Set of tasks
1. When was Tycho Andersen's reply in the CRIU mailing-list message sent?
2. Reproduce the CRIU mailing-list message from "On Tue, Apr" up to and including "not 100% correct.".

[CRIU] --ext-mount-map auto likes MS_BIND too much

Tycho Andersen tycho.andersen at canonical.com
Tue Apr 14 08:44:23 PDT 2015


Hi Oleg,

On Tue, Apr 14, 2015 at 05:09:08PM +0200, Oleg Nesterov wrote:
> Sorry for delay.

No problem, thanks for investigating.

> On 04/13, Oleg Nesterov wrote:
> >
> > So I hit the new problems with criu. I'll write another email,
> > I beleive the recent --ext-mount-map auto were not 100% correct.
> 
> Or I simply do not understand what should it do.
> 
> Lets start with the simplified "test case":
> 
> 	# cat /proc/self/mountinfo
> 	17 38 0:3 / /proc rw,nosuid,nodev,noexec,relatime shared:5 - proc proc rw
> 	18 38 0:16 / /sys rw,nosuid,nodev,noexec,relatime shared:6 - sysfs sysfs rw,seclabel
> 	19 38 0:5 / /dev rw,nosuid shared:2 - devtmpfs devtmpfs rw,seclabel,size=16374292k,nr_inodes=4093573,mode=755
> 	21 19 0:17 / /dev/shm rw,nosuid,nodev shared:3 - tmpfs tmpfs rw,seclabel
> 	22 19 0:11 / /dev/pts rw,nosuid,noexec,relatime shared:4 - devpts devpts rw,seclabel,gid=5,mode=620,ptmxmode=000
> 	23 38 0:18 / /run rw,nosuid,nodev shared:22 - tmpfs tmpfs rw,seclabel,mode=755
> 	24 18 0:19 / /sys/fs/cgroup rw,nosuid,nodev,noexec shared:8 - tmpfs tmpfs rw,seclabel,mode=755
> 	25 24 0:20 / /sys/fs/cgroup/systemd rw,nosuid,nodev,noexec,relatime shared:9 - cgroup cgroup rw,xattr,release_agent=/usr/lib/systemd/systemd-cgroups-agent,name=systemd
> 	38 1 253:1 / / rw,relatime shared:1 - xfs /dev/mapper/rhel_ibm--x3650m4--02--vm--02-root rw,seclabel,attr2,inode64,noquota
> 
> 	# unshare -m
> 	26 20 253:1 / / rw,relatime shared:1 - xfs /dev/mapper/rhel_ibm--x3650m4--02--vm--02-root rw,seclabel,attr2,inode64,noquota
> 	27 26 0:5 / /dev rw,nosuid shared:2 - devtmpfs devtmpfs rw,seclabel,size=16374292k,nr_inodes=4093573,mode=755
> 	28 27 0:17 / /dev/shm rw,nosuid,nodev shared:3 - tmpfs tmpfs rw,seclabel
> 	29 27 0:11 / /dev/pts rw,nosuid,noexec,relatime shared:4 - devpts devpts rw,seclabel,gid=5,mode=620,ptmxmode=000
> 	30 26 0:3 / /proc rw,nosuid,nodev,noexec,relatime shared:5 - proc proc rw
> 	31 26 0:16 / /sys rw,nosuid,nodev,noexec,relatime shared:6 - sysfs sysfs rw,seclabel
> 	32 31 0:19 / /sys/fs/cgroup rw,nosuid,nodev,noexec shared:8 - tmpfs tmpfs rw,seclabel,mode=755
> 	33 32 0:20 / /sys/fs/cgroup/systemd rw,nosuid,nodev,noexec,relatime shared:9 - cgroup cgroup rw,xattr,release_agent=/usr/lib/systemd/systemd-cgroups-agent,name=systemd
> 	34 26 0:18 / /run rw,nosuid,nodev shared:22 - tmpfs tmpfs rw,seclabel,mode=755
> 
> 	# perl -e 'close STDIN; close STDOUT; close STDERR; sleep'
> 
> Now, on another console:
> 
> 	# criu dump -D D/ -j -t `pidof perl`
> 	# criu restore -D D/ -j
> 
> Works.

Listed records
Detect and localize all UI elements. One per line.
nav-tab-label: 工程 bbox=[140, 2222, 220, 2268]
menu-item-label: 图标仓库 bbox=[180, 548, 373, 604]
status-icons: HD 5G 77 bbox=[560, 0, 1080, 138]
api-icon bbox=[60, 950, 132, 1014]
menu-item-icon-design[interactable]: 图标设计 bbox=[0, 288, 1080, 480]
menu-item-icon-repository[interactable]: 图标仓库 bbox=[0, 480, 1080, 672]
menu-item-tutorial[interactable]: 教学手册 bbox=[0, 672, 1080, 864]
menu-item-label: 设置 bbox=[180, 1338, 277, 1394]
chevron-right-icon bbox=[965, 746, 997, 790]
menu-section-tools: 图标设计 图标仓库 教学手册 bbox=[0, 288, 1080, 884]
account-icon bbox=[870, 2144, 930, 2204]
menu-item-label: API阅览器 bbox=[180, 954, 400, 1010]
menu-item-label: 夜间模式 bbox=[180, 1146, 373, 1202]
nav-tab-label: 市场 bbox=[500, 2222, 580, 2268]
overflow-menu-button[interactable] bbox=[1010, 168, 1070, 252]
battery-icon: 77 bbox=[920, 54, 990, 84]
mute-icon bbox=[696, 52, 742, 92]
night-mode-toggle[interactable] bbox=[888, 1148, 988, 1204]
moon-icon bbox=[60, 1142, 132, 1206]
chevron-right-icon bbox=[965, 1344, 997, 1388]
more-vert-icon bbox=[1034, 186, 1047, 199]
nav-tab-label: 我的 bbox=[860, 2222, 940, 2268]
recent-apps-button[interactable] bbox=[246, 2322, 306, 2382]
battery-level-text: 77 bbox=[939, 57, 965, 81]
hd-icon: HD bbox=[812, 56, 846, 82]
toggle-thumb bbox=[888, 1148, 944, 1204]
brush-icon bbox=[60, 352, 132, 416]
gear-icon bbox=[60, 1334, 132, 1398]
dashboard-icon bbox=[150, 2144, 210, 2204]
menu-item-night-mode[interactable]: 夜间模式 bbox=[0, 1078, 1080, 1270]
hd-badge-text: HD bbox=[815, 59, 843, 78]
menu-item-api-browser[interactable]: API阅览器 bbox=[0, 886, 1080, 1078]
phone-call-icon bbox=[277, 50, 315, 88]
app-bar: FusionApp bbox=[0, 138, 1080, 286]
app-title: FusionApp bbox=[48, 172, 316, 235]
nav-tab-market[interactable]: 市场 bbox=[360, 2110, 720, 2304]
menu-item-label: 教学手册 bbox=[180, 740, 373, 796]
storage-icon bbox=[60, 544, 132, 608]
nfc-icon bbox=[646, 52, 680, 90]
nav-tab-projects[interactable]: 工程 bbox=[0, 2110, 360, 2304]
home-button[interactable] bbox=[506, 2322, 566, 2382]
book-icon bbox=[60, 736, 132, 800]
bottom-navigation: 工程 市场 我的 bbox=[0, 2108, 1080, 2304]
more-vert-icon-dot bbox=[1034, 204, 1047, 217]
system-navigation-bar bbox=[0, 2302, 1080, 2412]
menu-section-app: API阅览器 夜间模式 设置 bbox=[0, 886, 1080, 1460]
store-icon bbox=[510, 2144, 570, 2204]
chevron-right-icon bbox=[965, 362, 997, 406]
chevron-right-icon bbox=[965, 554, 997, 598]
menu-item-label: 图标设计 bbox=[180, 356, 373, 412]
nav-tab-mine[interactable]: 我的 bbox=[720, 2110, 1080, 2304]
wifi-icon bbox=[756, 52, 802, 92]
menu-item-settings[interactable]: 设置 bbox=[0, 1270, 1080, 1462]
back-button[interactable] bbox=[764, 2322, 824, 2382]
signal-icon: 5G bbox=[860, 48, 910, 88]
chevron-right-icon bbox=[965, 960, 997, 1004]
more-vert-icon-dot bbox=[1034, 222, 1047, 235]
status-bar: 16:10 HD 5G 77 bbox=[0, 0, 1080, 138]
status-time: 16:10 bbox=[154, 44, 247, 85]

List of solutions
1. Tue Apr 14 08:44:23 PDT 2015

2.
On Tue, Apr 14, 2015 at 05:09:08PM +0200, Oleg Nesterov wrote:
> Sorry for delay.

No problem, thanks for investigating.

> On 04/13, Oleg Nesterov wrote:
> >
> > So I hit the new problems with criu. I'll write another email,
> > I beleive the recent --ext-mount-map auto were not 100% correct.